- Task description
Track down each line that has the word "JSON" and copy it.

- Information supplied
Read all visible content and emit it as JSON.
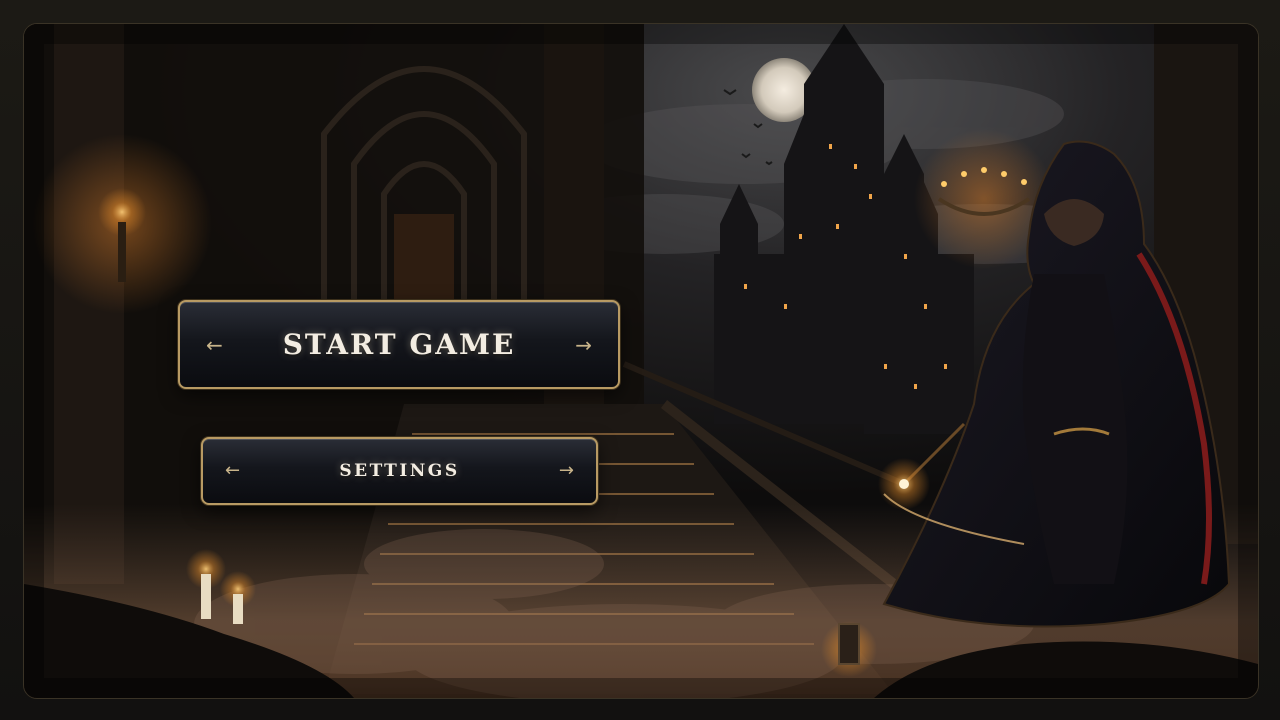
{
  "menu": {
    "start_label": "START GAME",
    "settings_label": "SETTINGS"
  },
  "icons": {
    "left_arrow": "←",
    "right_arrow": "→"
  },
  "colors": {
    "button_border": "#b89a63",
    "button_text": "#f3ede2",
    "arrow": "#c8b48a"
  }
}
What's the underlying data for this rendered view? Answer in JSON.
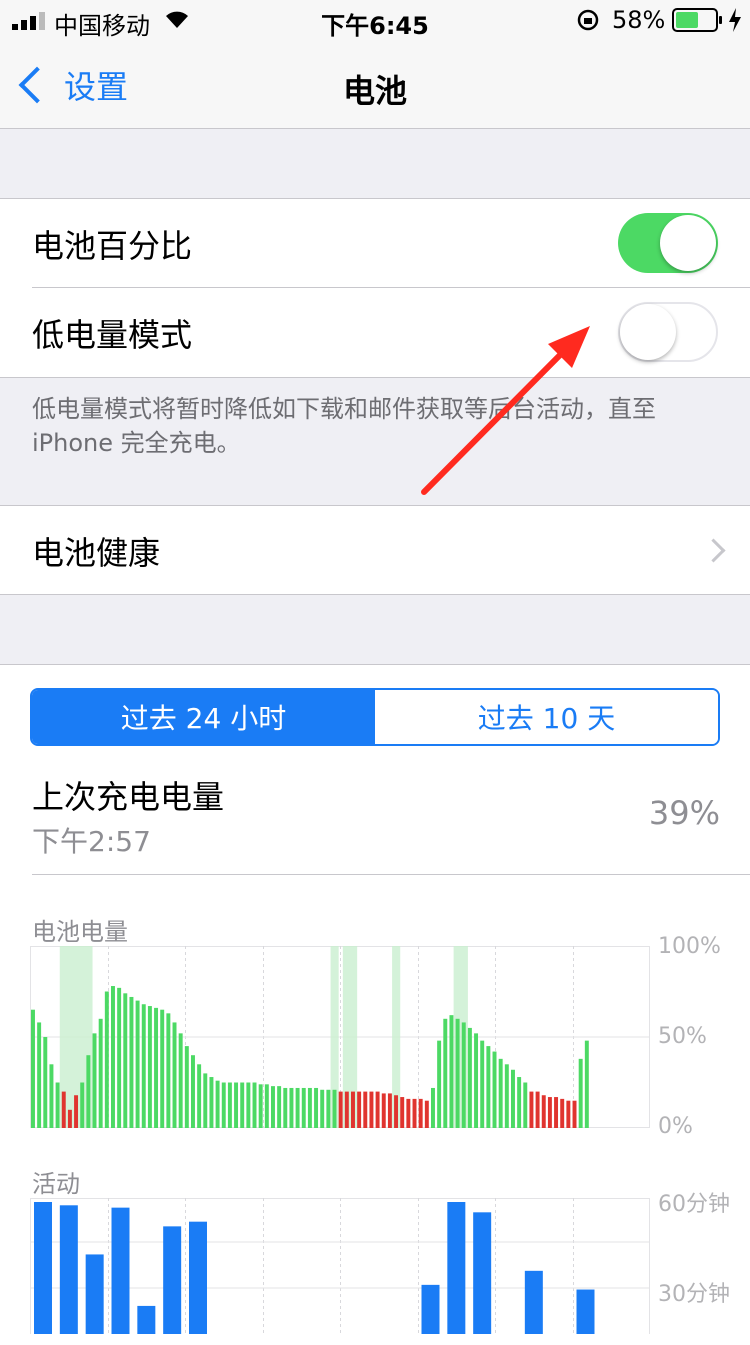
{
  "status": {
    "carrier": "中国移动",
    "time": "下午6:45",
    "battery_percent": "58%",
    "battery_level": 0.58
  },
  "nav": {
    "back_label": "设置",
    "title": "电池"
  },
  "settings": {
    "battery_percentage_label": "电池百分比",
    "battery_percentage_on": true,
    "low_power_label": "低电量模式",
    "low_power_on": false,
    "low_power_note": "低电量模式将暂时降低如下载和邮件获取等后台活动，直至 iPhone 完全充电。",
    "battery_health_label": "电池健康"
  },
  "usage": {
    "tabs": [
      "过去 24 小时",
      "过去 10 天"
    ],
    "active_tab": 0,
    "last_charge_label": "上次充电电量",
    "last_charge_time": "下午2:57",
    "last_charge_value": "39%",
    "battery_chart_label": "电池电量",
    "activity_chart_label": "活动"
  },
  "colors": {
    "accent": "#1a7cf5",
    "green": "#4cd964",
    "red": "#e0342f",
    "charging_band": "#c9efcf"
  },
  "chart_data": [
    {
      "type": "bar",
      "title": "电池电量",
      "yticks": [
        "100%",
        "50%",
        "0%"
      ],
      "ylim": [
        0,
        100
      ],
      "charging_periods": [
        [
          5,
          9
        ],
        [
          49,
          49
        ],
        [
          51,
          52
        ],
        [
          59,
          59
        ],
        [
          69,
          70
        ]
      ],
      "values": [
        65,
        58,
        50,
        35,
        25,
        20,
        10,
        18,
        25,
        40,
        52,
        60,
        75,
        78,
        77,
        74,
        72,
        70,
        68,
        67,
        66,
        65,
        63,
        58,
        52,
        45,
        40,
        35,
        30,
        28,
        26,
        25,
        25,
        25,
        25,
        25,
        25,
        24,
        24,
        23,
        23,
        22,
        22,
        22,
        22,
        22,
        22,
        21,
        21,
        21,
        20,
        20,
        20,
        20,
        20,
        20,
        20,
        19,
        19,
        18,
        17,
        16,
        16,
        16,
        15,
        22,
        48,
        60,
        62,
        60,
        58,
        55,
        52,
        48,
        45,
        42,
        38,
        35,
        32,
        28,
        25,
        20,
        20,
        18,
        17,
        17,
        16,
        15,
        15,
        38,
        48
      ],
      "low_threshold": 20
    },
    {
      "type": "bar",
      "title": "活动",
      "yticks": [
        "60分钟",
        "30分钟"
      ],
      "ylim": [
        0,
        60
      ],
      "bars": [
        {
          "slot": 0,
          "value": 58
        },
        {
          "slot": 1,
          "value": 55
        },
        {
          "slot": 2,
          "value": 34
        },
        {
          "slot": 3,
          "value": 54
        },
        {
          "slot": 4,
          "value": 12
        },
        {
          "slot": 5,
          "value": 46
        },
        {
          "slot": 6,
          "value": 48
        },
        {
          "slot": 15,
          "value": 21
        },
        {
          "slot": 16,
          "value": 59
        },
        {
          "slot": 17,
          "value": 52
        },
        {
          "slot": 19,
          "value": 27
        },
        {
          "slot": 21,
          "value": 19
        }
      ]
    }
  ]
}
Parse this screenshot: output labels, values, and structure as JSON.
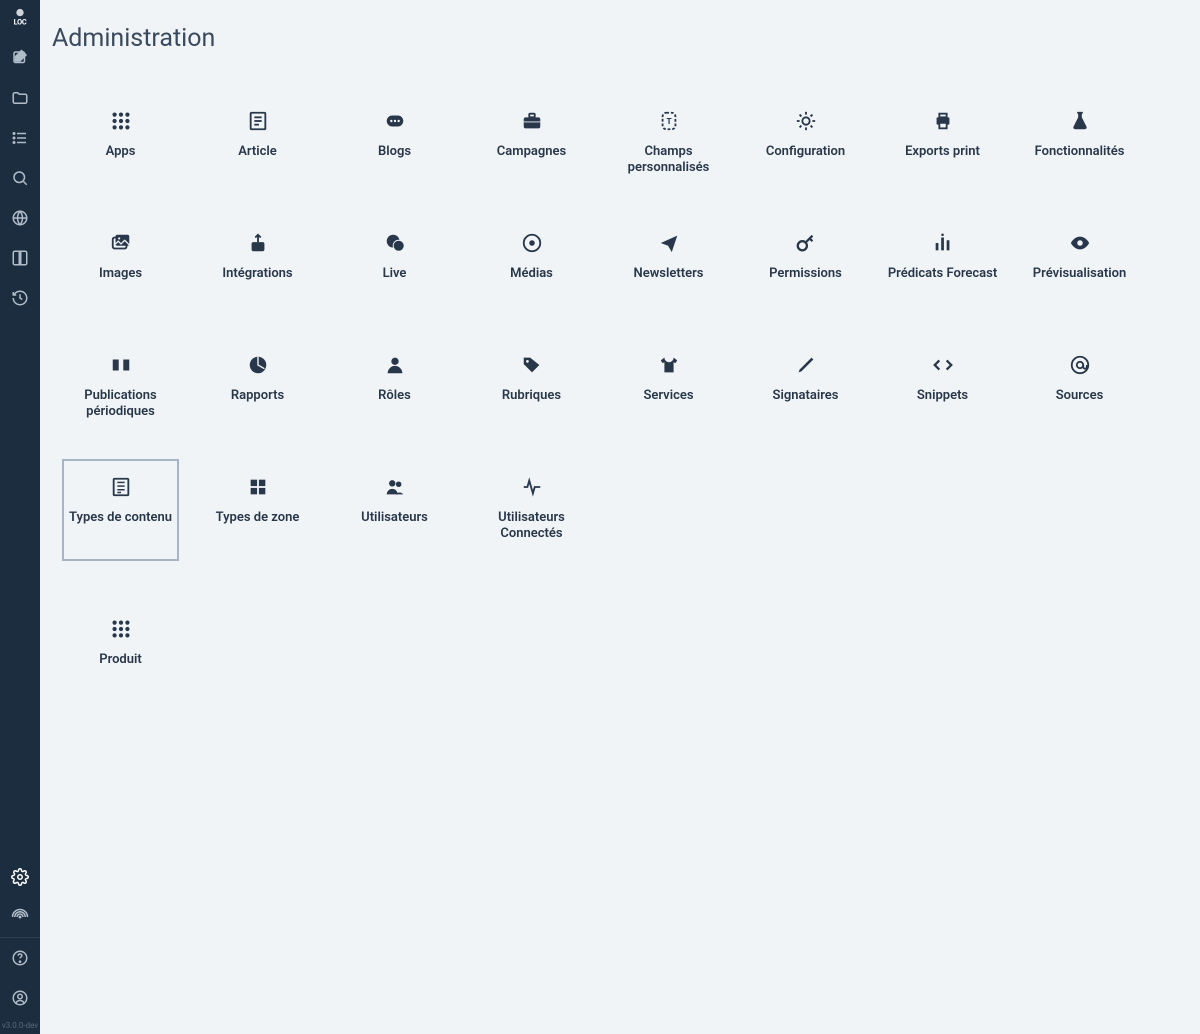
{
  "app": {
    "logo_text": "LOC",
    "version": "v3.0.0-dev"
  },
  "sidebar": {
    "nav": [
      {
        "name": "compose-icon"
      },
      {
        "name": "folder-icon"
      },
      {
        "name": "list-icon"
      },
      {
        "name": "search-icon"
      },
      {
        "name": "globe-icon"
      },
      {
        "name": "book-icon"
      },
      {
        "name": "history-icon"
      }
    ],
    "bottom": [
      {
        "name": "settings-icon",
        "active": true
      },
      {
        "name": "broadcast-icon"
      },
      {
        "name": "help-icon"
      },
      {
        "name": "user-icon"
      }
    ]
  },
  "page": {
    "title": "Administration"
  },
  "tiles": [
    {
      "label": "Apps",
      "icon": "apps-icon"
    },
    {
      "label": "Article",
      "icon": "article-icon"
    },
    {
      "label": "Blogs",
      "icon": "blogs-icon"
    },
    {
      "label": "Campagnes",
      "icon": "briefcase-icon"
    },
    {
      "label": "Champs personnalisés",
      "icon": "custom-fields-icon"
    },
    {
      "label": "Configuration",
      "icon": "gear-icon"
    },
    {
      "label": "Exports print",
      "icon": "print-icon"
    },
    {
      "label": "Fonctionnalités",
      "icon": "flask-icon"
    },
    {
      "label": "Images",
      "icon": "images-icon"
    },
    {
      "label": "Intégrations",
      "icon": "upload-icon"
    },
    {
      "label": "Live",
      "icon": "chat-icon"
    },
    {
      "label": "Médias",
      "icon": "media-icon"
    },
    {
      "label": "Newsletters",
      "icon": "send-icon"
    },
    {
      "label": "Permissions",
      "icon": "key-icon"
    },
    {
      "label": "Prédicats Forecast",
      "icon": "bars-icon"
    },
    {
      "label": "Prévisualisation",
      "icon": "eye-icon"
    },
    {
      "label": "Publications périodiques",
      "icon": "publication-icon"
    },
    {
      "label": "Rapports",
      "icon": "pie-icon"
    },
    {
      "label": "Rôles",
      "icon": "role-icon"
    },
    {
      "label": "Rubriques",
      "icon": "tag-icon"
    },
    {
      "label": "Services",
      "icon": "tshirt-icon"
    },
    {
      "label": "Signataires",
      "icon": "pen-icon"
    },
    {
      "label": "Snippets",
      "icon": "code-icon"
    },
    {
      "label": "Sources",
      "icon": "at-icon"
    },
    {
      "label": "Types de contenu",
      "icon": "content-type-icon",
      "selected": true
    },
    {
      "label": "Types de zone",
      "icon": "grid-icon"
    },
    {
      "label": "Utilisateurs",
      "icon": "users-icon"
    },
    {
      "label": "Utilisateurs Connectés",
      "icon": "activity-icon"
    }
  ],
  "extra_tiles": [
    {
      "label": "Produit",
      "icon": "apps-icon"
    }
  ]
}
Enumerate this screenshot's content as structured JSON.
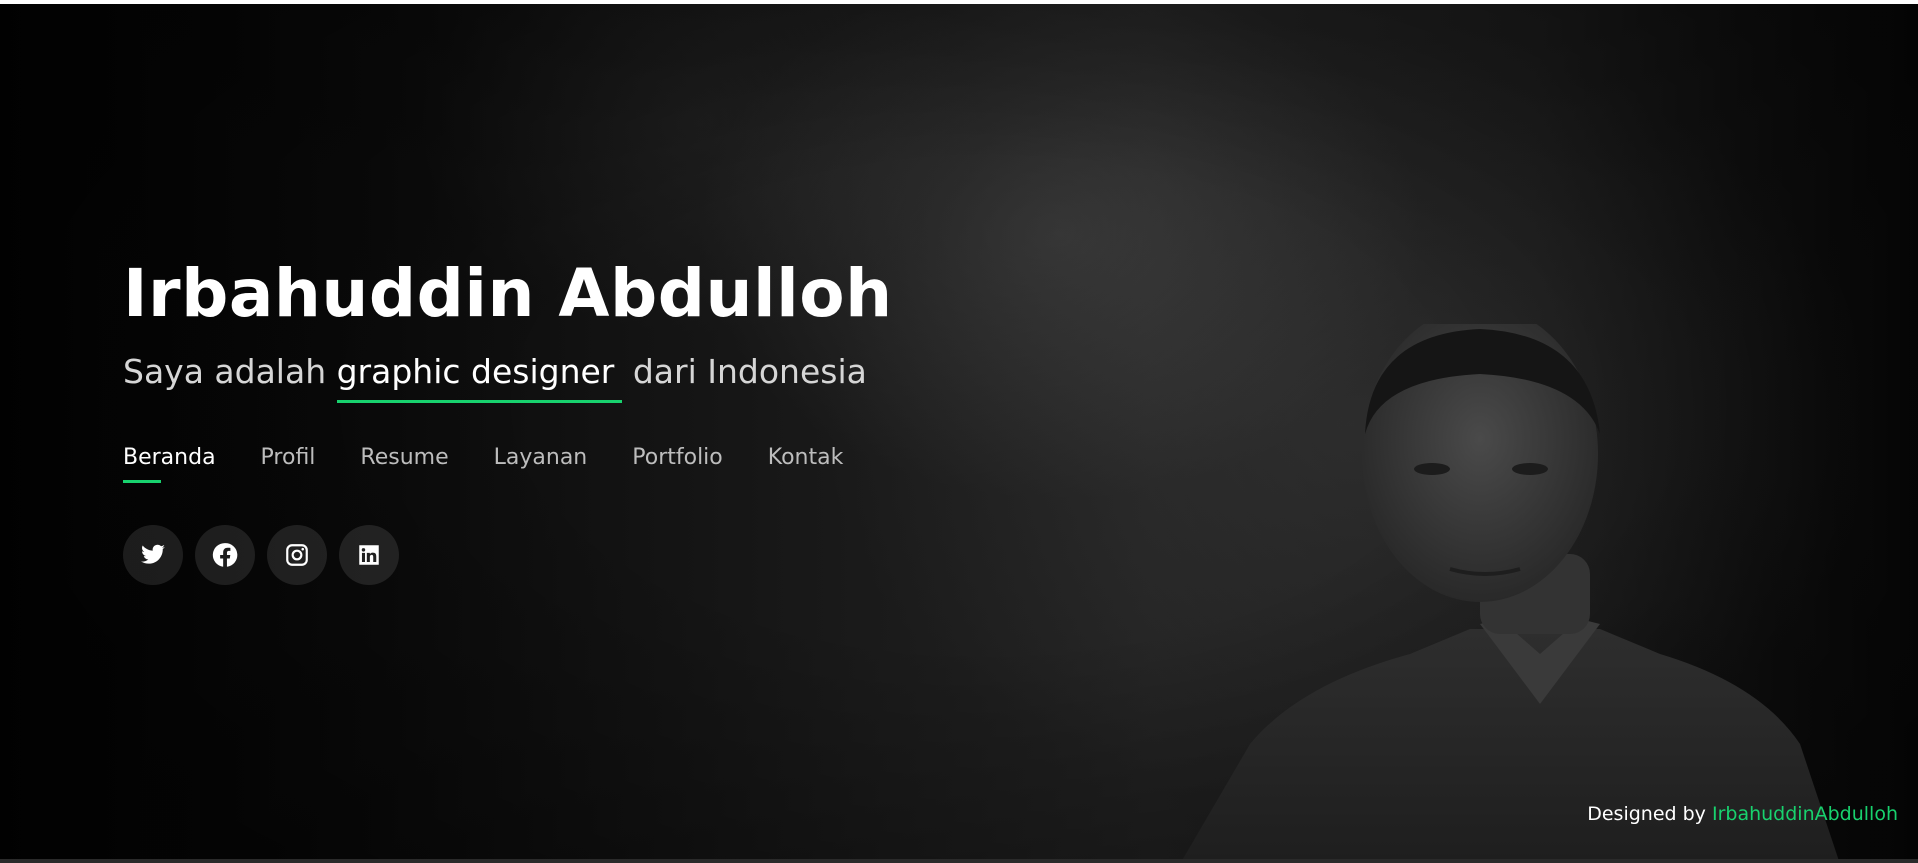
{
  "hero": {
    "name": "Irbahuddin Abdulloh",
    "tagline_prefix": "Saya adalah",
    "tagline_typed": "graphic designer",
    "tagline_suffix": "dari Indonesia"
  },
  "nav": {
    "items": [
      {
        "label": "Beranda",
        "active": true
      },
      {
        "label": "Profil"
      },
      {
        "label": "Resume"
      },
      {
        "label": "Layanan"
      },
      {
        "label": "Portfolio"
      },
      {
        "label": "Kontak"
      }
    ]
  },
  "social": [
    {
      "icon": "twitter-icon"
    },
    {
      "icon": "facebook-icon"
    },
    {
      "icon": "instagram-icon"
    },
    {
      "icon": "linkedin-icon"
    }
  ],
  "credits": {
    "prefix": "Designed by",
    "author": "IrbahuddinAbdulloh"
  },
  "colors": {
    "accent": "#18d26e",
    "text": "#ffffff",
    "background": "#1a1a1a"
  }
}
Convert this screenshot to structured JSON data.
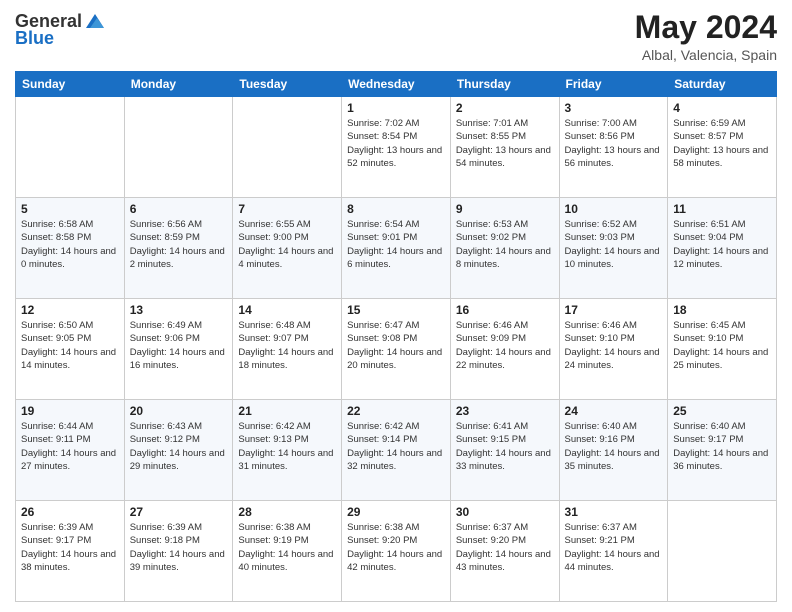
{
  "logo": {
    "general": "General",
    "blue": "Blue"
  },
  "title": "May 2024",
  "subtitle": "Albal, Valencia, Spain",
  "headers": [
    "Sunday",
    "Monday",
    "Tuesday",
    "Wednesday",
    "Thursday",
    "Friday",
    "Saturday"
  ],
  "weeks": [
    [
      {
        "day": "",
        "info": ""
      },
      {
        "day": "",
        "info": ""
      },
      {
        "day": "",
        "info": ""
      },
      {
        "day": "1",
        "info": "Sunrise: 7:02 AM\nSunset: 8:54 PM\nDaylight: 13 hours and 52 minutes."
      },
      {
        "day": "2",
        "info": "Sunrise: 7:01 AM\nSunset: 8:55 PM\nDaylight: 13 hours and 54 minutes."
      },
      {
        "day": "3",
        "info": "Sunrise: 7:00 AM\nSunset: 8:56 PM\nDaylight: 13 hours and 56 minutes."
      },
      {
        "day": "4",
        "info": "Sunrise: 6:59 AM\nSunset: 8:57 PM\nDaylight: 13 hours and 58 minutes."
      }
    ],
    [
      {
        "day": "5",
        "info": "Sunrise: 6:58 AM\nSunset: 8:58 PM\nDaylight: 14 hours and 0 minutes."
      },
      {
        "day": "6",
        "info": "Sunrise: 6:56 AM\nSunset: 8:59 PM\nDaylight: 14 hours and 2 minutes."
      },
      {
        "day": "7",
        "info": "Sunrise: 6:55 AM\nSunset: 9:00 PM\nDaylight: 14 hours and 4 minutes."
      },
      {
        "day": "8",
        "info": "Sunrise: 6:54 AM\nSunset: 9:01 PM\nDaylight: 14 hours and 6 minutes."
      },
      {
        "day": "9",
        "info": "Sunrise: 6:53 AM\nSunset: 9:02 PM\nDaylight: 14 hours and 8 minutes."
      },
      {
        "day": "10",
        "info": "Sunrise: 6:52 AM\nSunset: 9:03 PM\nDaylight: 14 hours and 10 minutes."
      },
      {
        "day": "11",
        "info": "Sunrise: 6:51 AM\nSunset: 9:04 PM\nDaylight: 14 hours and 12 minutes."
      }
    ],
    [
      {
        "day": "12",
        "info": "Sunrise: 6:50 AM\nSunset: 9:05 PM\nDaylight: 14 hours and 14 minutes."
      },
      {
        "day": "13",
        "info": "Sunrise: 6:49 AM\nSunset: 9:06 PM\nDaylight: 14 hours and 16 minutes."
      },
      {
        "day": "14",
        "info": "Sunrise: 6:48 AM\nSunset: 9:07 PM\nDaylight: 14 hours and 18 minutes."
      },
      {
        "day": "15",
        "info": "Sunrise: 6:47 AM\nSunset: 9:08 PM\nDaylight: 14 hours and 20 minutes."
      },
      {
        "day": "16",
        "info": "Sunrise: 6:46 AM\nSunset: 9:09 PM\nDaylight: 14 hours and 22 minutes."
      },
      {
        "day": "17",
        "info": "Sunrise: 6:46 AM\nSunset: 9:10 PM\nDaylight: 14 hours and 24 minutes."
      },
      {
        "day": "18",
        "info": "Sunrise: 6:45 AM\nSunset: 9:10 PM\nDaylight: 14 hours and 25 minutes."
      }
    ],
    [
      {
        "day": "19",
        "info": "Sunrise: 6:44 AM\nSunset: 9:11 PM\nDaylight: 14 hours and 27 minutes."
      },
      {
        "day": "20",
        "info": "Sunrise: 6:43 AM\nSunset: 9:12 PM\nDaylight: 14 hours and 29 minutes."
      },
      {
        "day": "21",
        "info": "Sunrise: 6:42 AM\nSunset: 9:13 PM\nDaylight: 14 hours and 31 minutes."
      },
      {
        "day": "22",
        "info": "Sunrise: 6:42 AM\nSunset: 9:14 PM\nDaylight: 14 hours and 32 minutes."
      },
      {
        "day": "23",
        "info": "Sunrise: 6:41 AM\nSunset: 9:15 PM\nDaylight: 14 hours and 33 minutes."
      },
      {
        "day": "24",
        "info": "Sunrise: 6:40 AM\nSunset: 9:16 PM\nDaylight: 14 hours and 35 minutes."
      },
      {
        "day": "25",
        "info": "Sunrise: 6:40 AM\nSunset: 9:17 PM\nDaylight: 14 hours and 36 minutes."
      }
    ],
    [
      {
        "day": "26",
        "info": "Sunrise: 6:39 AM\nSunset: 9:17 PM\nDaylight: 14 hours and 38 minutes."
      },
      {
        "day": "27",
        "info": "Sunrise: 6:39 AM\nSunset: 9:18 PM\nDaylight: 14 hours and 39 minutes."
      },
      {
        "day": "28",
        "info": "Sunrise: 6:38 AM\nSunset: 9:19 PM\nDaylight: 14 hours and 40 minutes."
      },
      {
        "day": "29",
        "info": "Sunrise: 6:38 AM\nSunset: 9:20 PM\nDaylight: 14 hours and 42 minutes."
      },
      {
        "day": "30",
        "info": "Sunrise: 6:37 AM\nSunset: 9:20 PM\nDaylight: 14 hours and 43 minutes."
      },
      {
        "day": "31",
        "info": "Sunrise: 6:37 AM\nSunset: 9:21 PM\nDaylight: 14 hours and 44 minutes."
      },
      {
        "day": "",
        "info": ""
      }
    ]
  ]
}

- Right answer
Read all visible content and emit it as JSON.
What's the underlying data for this rendered view? Answer in JSON.
Parse this screenshot: output labels, values, and structure as JSON.
Enumerate this screenshot's content as structured JSON.
Convert this screenshot to structured JSON data.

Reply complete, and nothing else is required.